#### Task instructions
Verbatim output of all the material below is required.
-- BEGIN Supplied material --
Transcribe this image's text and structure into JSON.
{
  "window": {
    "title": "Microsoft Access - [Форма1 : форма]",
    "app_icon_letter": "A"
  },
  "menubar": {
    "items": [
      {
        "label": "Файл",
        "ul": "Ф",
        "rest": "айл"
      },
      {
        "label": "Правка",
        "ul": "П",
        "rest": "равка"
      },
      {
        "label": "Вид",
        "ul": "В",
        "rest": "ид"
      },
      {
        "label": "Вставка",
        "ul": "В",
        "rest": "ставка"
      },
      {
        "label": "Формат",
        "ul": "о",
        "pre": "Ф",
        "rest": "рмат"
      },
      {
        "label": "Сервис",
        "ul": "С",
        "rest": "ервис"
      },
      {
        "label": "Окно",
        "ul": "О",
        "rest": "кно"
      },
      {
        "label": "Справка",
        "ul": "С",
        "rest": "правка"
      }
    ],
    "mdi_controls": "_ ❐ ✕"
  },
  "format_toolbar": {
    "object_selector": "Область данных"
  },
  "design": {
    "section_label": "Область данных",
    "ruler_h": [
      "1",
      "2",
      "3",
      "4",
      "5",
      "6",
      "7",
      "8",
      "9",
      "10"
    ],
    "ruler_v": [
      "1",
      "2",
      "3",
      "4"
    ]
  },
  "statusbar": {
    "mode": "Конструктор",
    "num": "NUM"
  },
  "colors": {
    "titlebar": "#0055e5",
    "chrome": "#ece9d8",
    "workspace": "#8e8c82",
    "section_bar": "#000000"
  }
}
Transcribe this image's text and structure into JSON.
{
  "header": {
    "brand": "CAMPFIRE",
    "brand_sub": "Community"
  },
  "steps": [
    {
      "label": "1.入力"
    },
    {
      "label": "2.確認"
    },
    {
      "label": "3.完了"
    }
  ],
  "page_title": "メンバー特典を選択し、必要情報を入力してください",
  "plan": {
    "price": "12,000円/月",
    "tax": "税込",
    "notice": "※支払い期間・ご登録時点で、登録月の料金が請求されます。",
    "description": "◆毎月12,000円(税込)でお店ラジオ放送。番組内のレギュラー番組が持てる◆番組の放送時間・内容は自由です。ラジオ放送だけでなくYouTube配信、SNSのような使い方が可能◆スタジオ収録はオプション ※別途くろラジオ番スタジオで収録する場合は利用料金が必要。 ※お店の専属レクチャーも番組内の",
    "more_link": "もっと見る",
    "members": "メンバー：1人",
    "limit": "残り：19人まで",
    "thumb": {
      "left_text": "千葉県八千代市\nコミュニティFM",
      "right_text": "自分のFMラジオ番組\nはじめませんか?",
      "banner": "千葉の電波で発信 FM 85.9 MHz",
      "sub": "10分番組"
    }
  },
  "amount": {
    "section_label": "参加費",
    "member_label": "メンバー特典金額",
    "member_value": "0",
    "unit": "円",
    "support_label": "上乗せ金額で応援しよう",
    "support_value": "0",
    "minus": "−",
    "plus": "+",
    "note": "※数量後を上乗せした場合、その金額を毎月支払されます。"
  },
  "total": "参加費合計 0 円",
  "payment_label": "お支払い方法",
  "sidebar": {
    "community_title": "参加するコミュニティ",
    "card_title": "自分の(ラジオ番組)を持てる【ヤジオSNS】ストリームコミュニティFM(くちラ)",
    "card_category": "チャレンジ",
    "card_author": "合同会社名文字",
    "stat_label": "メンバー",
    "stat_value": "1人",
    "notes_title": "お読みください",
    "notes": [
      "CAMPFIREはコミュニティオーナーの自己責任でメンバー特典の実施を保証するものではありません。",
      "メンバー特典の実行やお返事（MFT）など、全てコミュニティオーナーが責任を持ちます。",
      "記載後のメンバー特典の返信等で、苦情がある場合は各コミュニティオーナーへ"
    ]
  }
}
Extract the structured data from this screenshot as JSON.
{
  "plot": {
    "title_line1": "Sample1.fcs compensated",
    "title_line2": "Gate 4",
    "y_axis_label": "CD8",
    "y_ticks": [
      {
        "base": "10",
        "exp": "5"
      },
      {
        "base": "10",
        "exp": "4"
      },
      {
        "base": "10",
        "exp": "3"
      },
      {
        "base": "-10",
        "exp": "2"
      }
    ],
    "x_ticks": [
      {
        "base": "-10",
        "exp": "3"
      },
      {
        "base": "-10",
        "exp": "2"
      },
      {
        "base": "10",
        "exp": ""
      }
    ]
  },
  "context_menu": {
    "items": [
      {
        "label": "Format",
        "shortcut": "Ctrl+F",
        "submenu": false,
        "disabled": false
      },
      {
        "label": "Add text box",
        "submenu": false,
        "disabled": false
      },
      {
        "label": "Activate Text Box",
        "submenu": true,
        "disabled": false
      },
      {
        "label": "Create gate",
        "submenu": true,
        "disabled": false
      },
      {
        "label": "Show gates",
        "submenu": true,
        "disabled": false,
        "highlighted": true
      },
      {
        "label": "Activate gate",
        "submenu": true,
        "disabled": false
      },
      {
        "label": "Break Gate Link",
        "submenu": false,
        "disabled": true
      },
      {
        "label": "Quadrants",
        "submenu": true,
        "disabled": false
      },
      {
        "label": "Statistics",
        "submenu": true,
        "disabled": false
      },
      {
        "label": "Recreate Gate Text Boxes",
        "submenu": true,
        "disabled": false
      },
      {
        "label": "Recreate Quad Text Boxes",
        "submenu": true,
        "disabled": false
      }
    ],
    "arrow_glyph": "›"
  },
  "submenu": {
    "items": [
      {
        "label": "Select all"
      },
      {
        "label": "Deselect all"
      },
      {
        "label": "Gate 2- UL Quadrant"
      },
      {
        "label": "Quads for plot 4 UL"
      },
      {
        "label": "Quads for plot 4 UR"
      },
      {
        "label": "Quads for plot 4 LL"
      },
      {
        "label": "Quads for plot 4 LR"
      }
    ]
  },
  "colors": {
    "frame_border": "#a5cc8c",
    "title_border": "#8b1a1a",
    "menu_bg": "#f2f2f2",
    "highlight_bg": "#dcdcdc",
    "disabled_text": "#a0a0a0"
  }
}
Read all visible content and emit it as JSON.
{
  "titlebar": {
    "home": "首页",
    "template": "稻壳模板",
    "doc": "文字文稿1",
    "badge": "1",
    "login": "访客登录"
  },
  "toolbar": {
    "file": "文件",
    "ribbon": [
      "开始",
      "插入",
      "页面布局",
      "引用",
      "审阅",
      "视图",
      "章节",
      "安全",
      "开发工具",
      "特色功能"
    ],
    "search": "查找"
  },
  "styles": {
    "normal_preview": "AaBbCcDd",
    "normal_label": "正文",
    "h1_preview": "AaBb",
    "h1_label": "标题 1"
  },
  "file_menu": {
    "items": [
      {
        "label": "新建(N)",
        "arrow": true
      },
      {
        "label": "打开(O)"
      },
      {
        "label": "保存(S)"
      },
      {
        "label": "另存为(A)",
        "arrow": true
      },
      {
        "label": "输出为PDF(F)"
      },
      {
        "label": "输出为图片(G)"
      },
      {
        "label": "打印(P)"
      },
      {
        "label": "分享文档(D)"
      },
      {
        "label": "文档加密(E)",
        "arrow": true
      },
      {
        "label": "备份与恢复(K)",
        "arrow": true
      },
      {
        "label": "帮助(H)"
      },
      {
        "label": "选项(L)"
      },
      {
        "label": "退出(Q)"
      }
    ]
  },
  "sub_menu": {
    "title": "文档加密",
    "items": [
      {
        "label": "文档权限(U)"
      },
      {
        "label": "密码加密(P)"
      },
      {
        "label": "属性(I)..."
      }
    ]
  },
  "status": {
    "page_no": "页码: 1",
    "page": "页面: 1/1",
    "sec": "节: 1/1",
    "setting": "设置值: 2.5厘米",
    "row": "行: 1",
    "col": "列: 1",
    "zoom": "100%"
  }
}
-- END Supplied material --
#### Reply to the task
Transcribe this image's text and structure into JSON.
{
  "window": {
    "title": "Microsoft Access - [Форма1 : форма]",
    "app_icon_letter": "A"
  },
  "menubar": {
    "items": [
      {
        "label": "Файл",
        "ul": "Ф",
        "rest": "айл"
      },
      {
        "label": "Правка",
        "ul": "П",
        "rest": "равка"
      },
      {
        "label": "Вид",
        "ul": "В",
        "rest": "ид"
      },
      {
        "label": "Вставка",
        "ul": "В",
        "rest": "ставка"
      },
      {
        "label": "Формат",
        "ul": "о",
        "pre": "Ф",
        "rest": "рмат"
      },
      {
        "label": "Сервис",
        "ul": "С",
        "rest": "ервис"
      },
      {
        "label": "Окно",
        "ul": "О",
        "rest": "кно"
      },
      {
        "label": "Справка",
        "ul": "С",
        "rest": "правка"
      }
    ],
    "mdi_controls": "_ ❐ ✕"
  },
  "format_toolbar": {
    "object_selector": "Область данных"
  },
  "design": {
    "section_label": "Область данных",
    "ruler_h": [
      "1",
      "2",
      "3",
      "4",
      "5",
      "6",
      "7",
      "8",
      "9",
      "10"
    ],
    "ruler_v": [
      "1",
      "2",
      "3",
      "4"
    ]
  },
  "statusbar": {
    "mode": "Конструктор",
    "num": "NUM"
  },
  "colors": {
    "titlebar": "#0055e5",
    "chrome": "#ece9d8",
    "workspace": "#8e8c82",
    "section_bar": "#000000"
  }
}
Transcribe this image's text and structure into JSON.
{
  "header": {
    "brand": "CAMPFIRE",
    "brand_sub": "Community"
  },
  "steps": [
    {
      "label": "1.入力"
    },
    {
      "label": "2.確認"
    },
    {
      "label": "3.完了"
    }
  ],
  "page_title": "メンバー特典を選択し、必要情報を入力してください",
  "plan": {
    "price": "12,000円/月",
    "tax": "税込",
    "notice": "※支払い期間・ご登録時点で、登録月の料金が請求されます。",
    "description": "◆毎月12,000円(税込)でお店ラジオ放送。番組内のレギュラー番組が持てる◆番組の放送時間・内容は自由です。ラジオ放送だけでなくYouTube配信、SNSのような使い方が可能◆スタジオ収録はオプション ※別途くろラジオ番スタジオで収録する場合は利用料金が必要。 ※お店の専属レクチャーも番組内の",
    "more_link": "もっと見る",
    "members": "メンバー：1人",
    "limit": "残り：19人まで",
    "thumb": {
      "left_text": "千葉県八千代市\nコミュニティFM",
      "right_text": "自分のFMラジオ番組\nはじめませんか?",
      "banner": "千葉の電波で発信 FM 85.9 MHz",
      "sub": "10分番組"
    }
  },
  "amount": {
    "section_label": "参加費",
    "member_label": "メンバー特典金額",
    "member_value": "0",
    "unit": "円",
    "support_label": "上乗せ金額で応援しよう",
    "support_value": "0",
    "minus": "−",
    "plus": "+",
    "note": "※数量後を上乗せした場合、その金額を毎月支払されます。"
  },
  "total": "参加費合計 0 円",
  "payment_label": "お支払い方法",
  "sidebar": {
    "community_title": "参加するコミュニティ",
    "card_title": "自分の(ラジオ番組)を持てる【ヤジオSNS】ストリームコミュニティFM(くちラ)",
    "card_category": "チャレンジ",
    "card_author": "合同会社名文字",
    "stat_label": "メンバー",
    "stat_value": "1人",
    "notes_title": "お読みください",
    "notes": [
      "CAMPFIREはコミュニティオーナーの自己責任でメンバー特典の実施を保証するものではありません。",
      "メンバー特典の実行やお返事（MFT）など、全てコミュニティオーナーが責任を持ちます。",
      "記載後のメンバー特典の返信等で、苦情がある場合は各コミュニティオーナーへ"
    ]
  }
}
Extract the structured data from this screenshot as JSON.
{
  "plot": {
    "title_line1": "Sample1.fcs compensated",
    "title_line2": "Gate 4",
    "y_axis_label": "CD8",
    "y_ticks": [
      {
        "base": "10",
        "exp": "5"
      },
      {
        "base": "10",
        "exp": "4"
      },
      {
        "base": "10",
        "exp": "3"
      },
      {
        "base": "-10",
        "exp": "2"
      }
    ],
    "x_ticks": [
      {
        "base": "-10",
        "exp": "3"
      },
      {
        "base": "-10",
        "exp": "2"
      },
      {
        "base": "10",
        "exp": ""
      }
    ]
  },
  "context_menu": {
    "items": [
      {
        "label": "Format",
        "shortcut": "Ctrl+F",
        "submenu": false,
        "disabled": false
      },
      {
        "label": "Add text box",
        "submenu": false,
        "disabled": false
      },
      {
        "label": "Activate Text Box",
        "submenu": true,
        "disabled": false
      },
      {
        "label": "Create gate",
        "submenu": true,
        "disabled": false
      },
      {
        "label": "Show gates",
        "submenu": true,
        "disabled": false,
        "highlighted": true
      },
      {
        "label": "Activate gate",
        "submenu": true,
        "disabled": false
      },
      {
        "label": "Break Gate Link",
        "submenu": false,
        "disabled": true
      },
      {
        "label": "Quadrants",
        "submenu": true,
        "disabled": false
      },
      {
        "label": "Statistics",
        "submenu": true,
        "disabled": false
      },
      {
        "label": "Recreate Gate Text Boxes",
        "submenu": true,
        "disabled": false
      },
      {
        "label": "Recreate Quad Text Boxes",
        "submenu": true,
        "disabled": false
      }
    ],
    "arrow_glyph": "›"
  },
  "submenu": {
    "items": [
      {
        "label": "Select all"
      },
      {
        "label": "Deselect all"
      },
      {
        "label": "Gate 2- UL Quadrant"
      },
      {
        "label": "Quads for plot 4 UL"
      },
      {
        "label": "Quads for plot 4 UR"
      },
      {
        "label": "Quads for plot 4 LL"
      },
      {
        "label": "Quads for plot 4 LR"
      }
    ]
  },
  "colors": {
    "frame_border": "#a5cc8c",
    "title_border": "#8b1a1a",
    "menu_bg": "#f2f2f2",
    "highlight_bg": "#dcdcdc",
    "disabled_text": "#a0a0a0"
  }
}
Read all visible content and emit it as JSON.
{
  "titlebar": {
    "home": "首页",
    "template": "稻壳模板",
    "doc": "文字文稿1",
    "badge": "1",
    "login": "访客登录"
  },
  "toolbar": {
    "file": "文件",
    "ribbon": [
      "开始",
      "插入",
      "页面布局",
      "引用",
      "审阅",
      "视图",
      "章节",
      "安全",
      "开发工具",
      "特色功能"
    ],
    "search": "查找"
  },
  "styles": {
    "normal_preview": "AaBbCcDd",
    "normal_label": "正文",
    "h1_preview": "AaBb",
    "h1_label": "标题 1"
  },
  "file_menu": {
    "items": [
      {
        "label": "新建(N)",
        "arrow": true
      },
      {
        "label": "打开(O)"
      },
      {
        "label": "保存(S)"
      },
      {
        "label": "另存为(A)",
        "arrow": true
      },
      {
        "label": "输出为PDF(F)"
      },
      {
        "label": "输出为图片(G)"
      },
      {
        "label": "打印(P)"
      },
      {
        "label": "分享文档(D)"
      },
      {
        "label": "文档加密(E)",
        "arrow": true
      },
      {
        "label": "备份与恢复(K)",
        "arrow": true
      },
      {
        "label": "帮助(H)"
      },
      {
        "label": "选项(L)"
      },
      {
        "label": "退出(Q)"
      }
    ]
  },
  "sub_menu": {
    "title": "文档加密",
    "items": [
      {
        "label": "文档权限(U)"
      },
      {
        "label": "密码加密(P)"
      },
      {
        "label": "属性(I)..."
      }
    ]
  },
  "status": {
    "page_no": "页码: 1",
    "page": "页面: 1/1",
    "sec": "节: 1/1",
    "setting": "设置值: 2.5厘米",
    "row": "行: 1",
    "col": "列: 1",
    "zoom": "100%"
  }
}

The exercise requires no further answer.